- [WHAT IS EXPECTED] What follows is a block of records; reproduce all of it verbatim.

- [MATERIAL PROVIDED]
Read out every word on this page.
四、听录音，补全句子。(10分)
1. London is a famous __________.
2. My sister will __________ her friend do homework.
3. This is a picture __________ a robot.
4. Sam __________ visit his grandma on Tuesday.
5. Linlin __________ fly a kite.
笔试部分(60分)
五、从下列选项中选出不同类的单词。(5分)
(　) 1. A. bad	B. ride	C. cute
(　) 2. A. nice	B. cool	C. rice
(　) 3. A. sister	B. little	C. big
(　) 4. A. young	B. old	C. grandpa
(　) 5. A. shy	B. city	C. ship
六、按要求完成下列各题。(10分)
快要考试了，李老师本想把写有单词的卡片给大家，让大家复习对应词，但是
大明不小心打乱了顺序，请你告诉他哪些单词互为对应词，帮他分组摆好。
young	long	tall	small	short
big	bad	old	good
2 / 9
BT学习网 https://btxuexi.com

- [OUTPUT BELOW]
Read out every word on this page.
四、听录音，补全句子。(10分)
1. London is a famous __________.
2. My sister will __________ her friend do homework.
3. This is a picture __________ a robot.
4. Sam __________ visit his grandma on Tuesday.
5. Linlin __________ fly a kite.
笔试部分(60分)
五、从下列选项中选出不同类的单词。(5分)
(　) 1. A. bad	B. ride	C. cute
(　) 2. A. nice	B. cool	C. rice
(　) 3. A. sister	B. little	C. big
(　) 4. A. young	B. old	C. grandpa
(　) 5. A. shy	B. city	C. ship
六、按要求完成下列各题。(10分)
快要考试了，李老师本想把写有单词的卡片给大家，让大家复习对应词，但是
大明不小心打乱了顺序，请你告诉他哪些单词互为对应词，帮他分组摆好。
young	long	tall	small	short
big	bad	old	good
2 / 9
BT学习网 https://btxuexi.com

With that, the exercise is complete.